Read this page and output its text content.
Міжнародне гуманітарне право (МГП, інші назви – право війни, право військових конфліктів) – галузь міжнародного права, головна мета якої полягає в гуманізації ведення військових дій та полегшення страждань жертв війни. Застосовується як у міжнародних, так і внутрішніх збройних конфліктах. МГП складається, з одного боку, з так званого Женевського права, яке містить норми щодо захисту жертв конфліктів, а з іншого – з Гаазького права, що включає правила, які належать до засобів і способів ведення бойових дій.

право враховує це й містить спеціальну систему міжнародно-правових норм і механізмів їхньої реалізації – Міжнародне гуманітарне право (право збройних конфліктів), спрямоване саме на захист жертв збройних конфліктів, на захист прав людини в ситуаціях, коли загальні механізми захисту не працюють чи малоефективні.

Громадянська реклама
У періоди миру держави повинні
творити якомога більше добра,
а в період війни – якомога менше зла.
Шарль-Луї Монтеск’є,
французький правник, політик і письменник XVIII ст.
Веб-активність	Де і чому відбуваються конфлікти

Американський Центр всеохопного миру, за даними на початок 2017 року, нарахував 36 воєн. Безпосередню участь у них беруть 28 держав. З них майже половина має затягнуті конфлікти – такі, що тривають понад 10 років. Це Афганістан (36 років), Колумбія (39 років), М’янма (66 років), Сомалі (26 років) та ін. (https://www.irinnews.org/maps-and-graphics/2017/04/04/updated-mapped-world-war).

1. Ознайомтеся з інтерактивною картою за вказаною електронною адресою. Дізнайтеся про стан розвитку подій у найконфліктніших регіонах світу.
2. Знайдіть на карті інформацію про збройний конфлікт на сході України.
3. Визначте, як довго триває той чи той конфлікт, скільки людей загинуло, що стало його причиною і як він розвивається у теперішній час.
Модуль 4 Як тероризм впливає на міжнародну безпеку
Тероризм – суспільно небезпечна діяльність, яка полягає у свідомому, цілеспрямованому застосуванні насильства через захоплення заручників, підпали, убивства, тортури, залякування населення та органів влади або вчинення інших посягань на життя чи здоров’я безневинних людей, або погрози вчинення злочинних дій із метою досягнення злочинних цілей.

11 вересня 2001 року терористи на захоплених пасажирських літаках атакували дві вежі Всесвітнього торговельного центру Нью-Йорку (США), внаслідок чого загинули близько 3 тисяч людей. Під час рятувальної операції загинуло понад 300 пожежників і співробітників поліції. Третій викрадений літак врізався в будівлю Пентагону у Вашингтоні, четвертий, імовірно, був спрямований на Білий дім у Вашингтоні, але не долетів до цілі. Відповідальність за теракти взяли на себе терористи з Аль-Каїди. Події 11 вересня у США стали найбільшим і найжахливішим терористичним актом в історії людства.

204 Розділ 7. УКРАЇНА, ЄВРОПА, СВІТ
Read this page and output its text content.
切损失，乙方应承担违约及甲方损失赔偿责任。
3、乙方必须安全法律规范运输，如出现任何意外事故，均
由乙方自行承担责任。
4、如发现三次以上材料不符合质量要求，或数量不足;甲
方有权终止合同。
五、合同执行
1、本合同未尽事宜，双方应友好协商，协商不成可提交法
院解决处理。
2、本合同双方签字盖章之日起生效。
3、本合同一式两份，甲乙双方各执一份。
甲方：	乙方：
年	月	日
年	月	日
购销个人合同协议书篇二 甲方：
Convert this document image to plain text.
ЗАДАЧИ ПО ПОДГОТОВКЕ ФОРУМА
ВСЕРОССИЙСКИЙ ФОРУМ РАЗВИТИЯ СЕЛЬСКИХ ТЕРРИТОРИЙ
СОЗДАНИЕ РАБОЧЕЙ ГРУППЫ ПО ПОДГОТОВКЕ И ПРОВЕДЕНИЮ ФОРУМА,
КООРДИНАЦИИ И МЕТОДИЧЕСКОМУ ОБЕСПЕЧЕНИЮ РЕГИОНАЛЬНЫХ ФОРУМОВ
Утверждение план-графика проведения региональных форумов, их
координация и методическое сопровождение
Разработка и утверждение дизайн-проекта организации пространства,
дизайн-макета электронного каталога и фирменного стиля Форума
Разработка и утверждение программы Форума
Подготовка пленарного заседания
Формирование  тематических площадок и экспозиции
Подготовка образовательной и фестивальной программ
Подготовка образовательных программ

============================================================

Copy out each record from above, exactly.

Result of the exercise -
Read this page and output its text content.
Міжнародне гуманітарне право (МГП, інші назви – право війни, право військових конфліктів) – галузь міжнародного права, головна мета якої полягає в гуманізації ведення військових дій та полегшення страждань жертв війни. Застосовується як у міжнародних, так і внутрішніх збройних конфліктах. МГП складається, з одного боку, з так званого Женевського права, яке містить норми щодо захисту жертв конфліктів, а з іншого – з Гаазького права, що включає правила, які належать до засобів і способів ведення бойових дій.

право враховує це й містить спеціальну систему міжнародно-правових норм і механізмів їхньої реалізації – Міжнародне гуманітарне право (право збройних конфліктів), спрямоване саме на захист жертв збройних конфліктів, на захист прав людини в ситуаціях, коли загальні механізми захисту не працюють чи малоефективні.

Громадянська реклама
У періоди миру держави повинні
творити якомога більше добра,
а в період війни – якомога менше зла.
Шарль-Луї Монтеск’є,
французький правник, політик і письменник XVIII ст.
Веб-активність	Де і чому відбуваються конфлікти

Американський Центр всеохопного миру, за даними на початок 2017 року, нарахував 36 воєн. Безпосередню участь у них беруть 28 держав. З них майже половина має затягнуті конфлікти – такі, що тривають понад 10 років. Це Афганістан (36 років), Колумбія (39 років), М’янма (66 років), Сомалі (26 років) та ін. (https://www.irinnews.org/maps-and-graphics/2017/04/04/updated-mapped-world-war).

1. Ознайомтеся з інтерактивною картою за вказаною електронною адресою. Дізнайтеся про стан розвитку подій у найконфліктніших регіонах світу.
2. Знайдіть на карті інформацію про збройний конфлікт на сході України.
3. Визначте, як довго триває той чи той конфлікт, скільки людей загинуло, що стало його причиною і як він розвивається у теперішній час.
Модуль 4 Як тероризм впливає на міжнародну безпеку
Тероризм – суспільно небезпечна діяльність, яка полягає у свідомому, цілеспрямованому застосуванні насильства через захоплення заручників, підпали, убивства, тортури, залякування населення та органів влади або вчинення інших посягань на життя чи здоров’я безневинних людей, або погрози вчинення злочинних дій із метою досягнення злочинних цілей.

11 вересня 2001 року терористи на захоплених пасажирських літаках атакували дві вежі Всесвітнього торговельного центру Нью-Йорку (США), внаслідок чого загинули близько 3 тисяч людей. Під час рятувальної операції загинуло понад 300 пожежників і співробітників поліції. Третій викрадений літак врізався в будівлю Пентагону у Вашингтоні, четвертий, імовірно, був спрямований на Білий дім у Вашингтоні, але не долетів до цілі. Відповідальність за теракти взяли на себе терористи з Аль-Каїди. Події 11 вересня у США стали найбільшим і найжахливішим терористичним актом в історії людства.

204 Розділ 7. УКРАЇНА, ЄВРОПА, СВІТ
Read this page and output its text content.
切损失，乙方应承担违约及甲方损失赔偿责任。
3、乙方必须安全法律规范运输，如出现任何意外事故，均
由乙方自行承担责任。
4、如发现三次以上材料不符合质量要求，或数量不足;甲
方有权终止合同。
五、合同执行
1、本合同未尽事宜，双方应友好协商，协商不成可提交法
院解决处理。
2、本合同双方签字盖章之日起生效。
3、本合同一式两份，甲乙双方各执一份。
甲方：	乙方：
年	月	日
年	月	日
购销个人合同协议书篇二 甲方：
Convert this document image to plain text.
ЗАДАЧИ ПО ПОДГОТОВКЕ ФОРУМА
ВСЕРОССИЙСКИЙ ФОРУМ РАЗВИТИЯ СЕЛЬСКИХ ТЕРРИТОРИЙ
СОЗДАНИЕ РАБОЧЕЙ ГРУППЫ ПО ПОДГОТОВКЕ И ПРОВЕДЕНИЮ ФОРУМА,
КООРДИНАЦИИ И МЕТОДИЧЕСКОМУ ОБЕСПЕЧЕНИЮ РЕГИОНАЛЬНЫХ ФОРУМОВ
Утверждение план-графика проведения региональных форумов, их
координация и методическое сопровождение
Разработка и утверждение дизайн-проекта организации пространства,
дизайн-макета электронного каталога и фирменного стиля Форума
Разработка и утверждение программы Форума
Подготовка пленарного заседания
Формирование  тематических площадок и экспозиции
Подготовка образовательной и фестивальной программ
Подготовка образовательных программ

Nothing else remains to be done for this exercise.